Entradas guardadas

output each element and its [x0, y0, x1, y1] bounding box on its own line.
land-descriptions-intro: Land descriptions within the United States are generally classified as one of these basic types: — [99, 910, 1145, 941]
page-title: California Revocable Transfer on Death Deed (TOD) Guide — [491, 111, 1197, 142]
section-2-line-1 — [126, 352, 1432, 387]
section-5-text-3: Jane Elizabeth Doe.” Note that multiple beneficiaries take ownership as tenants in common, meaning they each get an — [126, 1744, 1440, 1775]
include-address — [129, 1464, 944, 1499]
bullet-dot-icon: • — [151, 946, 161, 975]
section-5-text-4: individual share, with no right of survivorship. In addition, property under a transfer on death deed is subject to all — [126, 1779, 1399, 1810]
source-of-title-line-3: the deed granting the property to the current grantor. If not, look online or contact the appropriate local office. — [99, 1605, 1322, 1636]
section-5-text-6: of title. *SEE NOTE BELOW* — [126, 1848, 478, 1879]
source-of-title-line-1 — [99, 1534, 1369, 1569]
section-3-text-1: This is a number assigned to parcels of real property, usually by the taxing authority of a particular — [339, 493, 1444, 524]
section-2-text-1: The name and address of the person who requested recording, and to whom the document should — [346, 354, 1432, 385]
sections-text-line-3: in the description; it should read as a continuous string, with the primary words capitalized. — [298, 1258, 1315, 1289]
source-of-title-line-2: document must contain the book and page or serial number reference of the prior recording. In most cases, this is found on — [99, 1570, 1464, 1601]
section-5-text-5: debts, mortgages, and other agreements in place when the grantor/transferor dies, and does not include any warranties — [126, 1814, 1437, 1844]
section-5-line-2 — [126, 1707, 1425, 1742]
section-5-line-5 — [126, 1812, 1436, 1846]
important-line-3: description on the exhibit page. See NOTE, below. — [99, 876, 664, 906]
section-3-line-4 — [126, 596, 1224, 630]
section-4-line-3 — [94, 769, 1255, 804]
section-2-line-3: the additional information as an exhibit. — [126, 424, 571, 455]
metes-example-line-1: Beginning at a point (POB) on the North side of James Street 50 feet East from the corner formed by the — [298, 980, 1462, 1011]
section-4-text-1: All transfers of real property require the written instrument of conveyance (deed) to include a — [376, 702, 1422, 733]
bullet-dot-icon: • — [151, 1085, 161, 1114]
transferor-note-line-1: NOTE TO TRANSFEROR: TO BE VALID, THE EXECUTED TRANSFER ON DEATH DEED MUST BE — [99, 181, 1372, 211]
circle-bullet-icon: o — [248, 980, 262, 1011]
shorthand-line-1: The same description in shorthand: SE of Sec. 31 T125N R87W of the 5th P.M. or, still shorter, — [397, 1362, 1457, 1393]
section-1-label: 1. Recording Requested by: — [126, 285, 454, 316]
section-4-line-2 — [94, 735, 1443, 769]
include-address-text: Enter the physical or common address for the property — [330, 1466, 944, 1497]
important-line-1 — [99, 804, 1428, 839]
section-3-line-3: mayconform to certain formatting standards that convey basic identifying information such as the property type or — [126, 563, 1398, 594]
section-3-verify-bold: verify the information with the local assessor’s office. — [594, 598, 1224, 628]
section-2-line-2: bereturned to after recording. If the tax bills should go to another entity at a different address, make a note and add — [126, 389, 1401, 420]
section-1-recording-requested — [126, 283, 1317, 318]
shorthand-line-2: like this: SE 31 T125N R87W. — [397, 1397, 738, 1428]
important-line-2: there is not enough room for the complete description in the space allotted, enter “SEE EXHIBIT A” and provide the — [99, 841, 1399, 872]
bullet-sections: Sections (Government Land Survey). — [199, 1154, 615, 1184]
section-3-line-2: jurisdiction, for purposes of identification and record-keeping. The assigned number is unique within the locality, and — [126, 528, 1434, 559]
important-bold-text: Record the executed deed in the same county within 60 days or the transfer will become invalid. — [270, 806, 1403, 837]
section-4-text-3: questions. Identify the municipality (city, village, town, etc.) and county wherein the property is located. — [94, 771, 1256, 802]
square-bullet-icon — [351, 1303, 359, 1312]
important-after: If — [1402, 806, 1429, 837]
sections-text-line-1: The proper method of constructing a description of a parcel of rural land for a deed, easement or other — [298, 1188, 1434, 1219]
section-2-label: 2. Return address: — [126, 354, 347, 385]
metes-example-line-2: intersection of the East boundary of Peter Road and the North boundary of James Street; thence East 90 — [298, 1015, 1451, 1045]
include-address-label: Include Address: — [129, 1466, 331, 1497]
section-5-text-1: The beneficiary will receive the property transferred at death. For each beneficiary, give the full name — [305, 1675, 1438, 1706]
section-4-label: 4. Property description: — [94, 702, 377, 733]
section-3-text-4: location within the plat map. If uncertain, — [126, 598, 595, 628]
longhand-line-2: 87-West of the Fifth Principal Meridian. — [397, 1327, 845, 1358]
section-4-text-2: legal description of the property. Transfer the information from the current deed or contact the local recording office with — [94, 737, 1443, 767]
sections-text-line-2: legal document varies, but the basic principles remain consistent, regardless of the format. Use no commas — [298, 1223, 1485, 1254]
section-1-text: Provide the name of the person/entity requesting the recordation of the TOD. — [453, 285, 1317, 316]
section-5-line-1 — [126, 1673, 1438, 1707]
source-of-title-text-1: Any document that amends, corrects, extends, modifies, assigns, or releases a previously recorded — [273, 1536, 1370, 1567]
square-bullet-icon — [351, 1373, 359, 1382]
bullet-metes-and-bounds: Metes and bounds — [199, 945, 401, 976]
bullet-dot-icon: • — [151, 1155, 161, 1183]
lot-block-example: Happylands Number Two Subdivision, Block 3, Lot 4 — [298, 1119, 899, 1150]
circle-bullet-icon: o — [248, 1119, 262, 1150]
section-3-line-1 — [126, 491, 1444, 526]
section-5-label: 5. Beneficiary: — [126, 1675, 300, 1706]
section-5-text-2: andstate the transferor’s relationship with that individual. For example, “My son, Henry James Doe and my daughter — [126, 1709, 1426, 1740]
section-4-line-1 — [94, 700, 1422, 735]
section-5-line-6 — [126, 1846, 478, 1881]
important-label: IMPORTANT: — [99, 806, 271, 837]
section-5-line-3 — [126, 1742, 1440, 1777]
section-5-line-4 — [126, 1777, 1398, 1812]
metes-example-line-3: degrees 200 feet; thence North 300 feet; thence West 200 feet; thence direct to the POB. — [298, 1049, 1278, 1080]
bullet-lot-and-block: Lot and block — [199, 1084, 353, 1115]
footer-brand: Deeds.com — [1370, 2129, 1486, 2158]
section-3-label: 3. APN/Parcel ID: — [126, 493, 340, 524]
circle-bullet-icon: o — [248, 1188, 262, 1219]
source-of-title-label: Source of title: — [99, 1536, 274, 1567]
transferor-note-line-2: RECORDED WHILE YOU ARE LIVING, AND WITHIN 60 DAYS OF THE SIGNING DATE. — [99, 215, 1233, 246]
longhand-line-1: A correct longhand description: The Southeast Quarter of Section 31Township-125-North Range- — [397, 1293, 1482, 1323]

§ Instrucciones de tarea: Devuelve todas las filas de arriba sin ninguna modificación, carácter por carácter.

§ Salida esperada:
output each element and its [x0, y0, x1, y1] bounding box on its own line.
land-descriptions-intro: Land descriptions within the United States are generally classified as one of these basic types: — [99, 910, 1145, 941]
page-title: California Revocable Transfer on Death Deed (TOD) Guide — [491, 111, 1197, 142]
section-2-line-1 — [126, 352, 1432, 387]
section-5-text-3: Jane Elizabeth Doe.” Note that multiple beneficiaries take ownership as tenants in common, meaning they each get an — [126, 1744, 1440, 1775]
include-address — [129, 1464, 944, 1499]
bullet-dot-icon: • — [151, 946, 161, 975]
section-5-text-4: individual share, with no right of survivorship. In addition, property under a transfer on death deed is subject to all — [126, 1779, 1399, 1810]
source-of-title-line-3: the deed granting the property to the current grantor. If not, look online or contact the appropriate local office. — [99, 1605, 1322, 1636]
section-5-text-6: of title. *SEE NOTE BELOW* — [126, 1848, 478, 1879]
source-of-title-line-1 — [99, 1534, 1369, 1569]
section-3-text-1: This is a number assigned to parcels of real property, usually by the taxing authority of a particular — [339, 493, 1444, 524]
section-2-text-1: The name and address of the person who requested recording, and to whom the document should — [346, 354, 1432, 385]
sections-text-line-3: in the description; it should read as a continuous string, with the primary words capitalized. — [298, 1258, 1315, 1289]
source-of-title-line-2: document must contain the book and page or serial number reference of the prior recording. In most cases, this is found on — [99, 1570, 1464, 1601]
section-5-text-5: debts, mortgages, and other agreements in place when the grantor/transferor dies, and does not include any warranties — [126, 1814, 1437, 1844]
section-5-line-2 — [126, 1707, 1425, 1742]
section-5-line-5 — [126, 1812, 1436, 1846]
important-line-3: description on the exhibit page. See NOTE, below. — [99, 876, 664, 906]
section-3-line-4 — [126, 596, 1224, 630]
section-4-line-3 — [94, 769, 1255, 804]
section-2-line-3: the additional information as an exhibit. — [126, 424, 571, 455]
metes-example-line-1: Beginning at a point (POB) on the North side of James Street 50 feet East from the corner formed by the — [298, 980, 1462, 1011]
section-4-text-1: All transfers of real property require the written instrument of conveyance (deed) to include a — [376, 702, 1422, 733]
bullet-dot-icon: • — [151, 1085, 161, 1114]
transferor-note-line-1: NOTE TO TRANSFEROR: TO BE VALID, THE EXECUTED TRANSFER ON DEATH DEED MUST BE — [99, 181, 1372, 211]
circle-bullet-icon: o — [248, 980, 262, 1011]
shorthand-line-1: The same description in shorthand: SE of Sec. 31 T125N R87W of the 5th P.M. or, still shorter, — [397, 1362, 1457, 1393]
section-1-label: 1. Recording Requested by: — [126, 285, 454, 316]
section-4-line-2 — [94, 735, 1443, 769]
include-address-text: Enter the physical or common address for the property — [330, 1466, 944, 1497]
important-line-1 — [99, 804, 1428, 839]
section-3-line-3: mayconform to certain formatting standards that convey basic identifying information such as the property type or — [126, 563, 1398, 594]
section-3-verify-bold: verify the information with the local assessor’s office. — [594, 598, 1224, 628]
section-2-line-2: bereturned to after recording. If the tax bills should go to another entity at a different address, make a note and add — [126, 389, 1401, 420]
section-1-recording-requested — [126, 283, 1317, 318]
shorthand-line-2: like this: SE 31 T125N R87W. — [397, 1397, 738, 1428]
important-line-2: there is not enough room for the complete description in the space allotted, enter “SEE EXHIBIT A” and provide the — [99, 841, 1399, 872]
bullet-sections: Sections (Government Land Survey). — [199, 1154, 615, 1184]
section-3-line-2: jurisdiction, for purposes of identification and record-keeping. The assigned number is unique within the locality, and — [126, 528, 1434, 559]
important-bold-text: Record the executed deed in the same county within 60 days or the transfer will become invalid. — [270, 806, 1403, 837]
section-4-text-3: questions. Identify the municipality (city, village, town, etc.) and county wherein the property is located. — [94, 771, 1256, 802]
square-bullet-icon — [351, 1303, 359, 1312]
important-after: If — [1402, 806, 1429, 837]
sections-text-line-1: The proper method of constructing a description of a parcel of rural land for a deed, easement or other — [298, 1188, 1434, 1219]
section-2-label: 2. Return address: — [126, 354, 347, 385]
metes-example-line-2: intersection of the East boundary of Peter Road and the North boundary of James Street; thence East 90 — [298, 1015, 1451, 1045]
include-address-label: Include Address: — [129, 1466, 331, 1497]
section-5-text-1: The beneficiary will receive the property transferred at death. For each beneficiary, give the full name — [305, 1675, 1438, 1706]
section-4-label: 4. Property description: — [94, 702, 377, 733]
section-3-text-4: location within the plat map. If uncertain, — [126, 598, 595, 628]
longhand-line-2: 87-West of the Fifth Principal Meridian. — [397, 1327, 845, 1358]
section-4-text-2: legal description of the property. Transfer the information from the current deed or contact the local recording office with — [94, 737, 1443, 767]
sections-text-line-2: legal document varies, but the basic principles remain consistent, regardless of the format. Use no commas — [298, 1223, 1485, 1254]
section-1-text: Provide the name of the person/entity requesting the recordation of the TOD. — [453, 285, 1317, 316]
section-5-line-1 — [126, 1673, 1438, 1707]
source-of-title-text-1: Any document that amends, corrects, extends, modifies, assigns, or releases a previously recorded — [273, 1536, 1370, 1567]
square-bullet-icon — [351, 1373, 359, 1382]
bullet-metes-and-bounds: Metes and bounds — [199, 945, 401, 976]
bullet-dot-icon: • — [151, 1155, 161, 1183]
lot-block-example: Happylands Number Two Subdivision, Block 3, Lot 4 — [298, 1119, 899, 1150]
circle-bullet-icon: o — [248, 1119, 262, 1150]
section-3-line-1 — [126, 491, 1444, 526]
section-5-label: 5. Beneficiary: — [126, 1675, 300, 1706]
section-5-text-2: andstate the transferor’s relationship with that individual. For example, “My son, Henry James Doe and my daughter — [126, 1709, 1426, 1740]
section-4-line-1 — [94, 700, 1422, 735]
section-5-line-6 — [126, 1846, 478, 1881]
important-label: IMPORTANT: — [99, 806, 271, 837]
section-5-line-3 — [126, 1742, 1440, 1777]
section-5-line-4 — [126, 1777, 1398, 1812]
metes-example-line-3: degrees 200 feet; thence North 300 feet; thence West 200 feet; thence direct to the POB. — [298, 1049, 1278, 1080]
bullet-lot-and-block: Lot and block — [199, 1084, 353, 1115]
footer-brand: Deeds.com — [1370, 2129, 1486, 2158]
section-3-label: 3. APN/Parcel ID: — [126, 493, 340, 524]
circle-bullet-icon: o — [248, 1188, 262, 1219]
source-of-title-label: Source of title: — [99, 1536, 274, 1567]
transferor-note-line-2: RECORDED WHILE YOU ARE LIVING, AND WITHIN 60 DAYS OF THE SIGNING DATE. — [99, 215, 1233, 246]
longhand-line-1: A correct longhand description: The Southeast Quarter of Section 31Township-125-North Range- — [397, 1293, 1482, 1323]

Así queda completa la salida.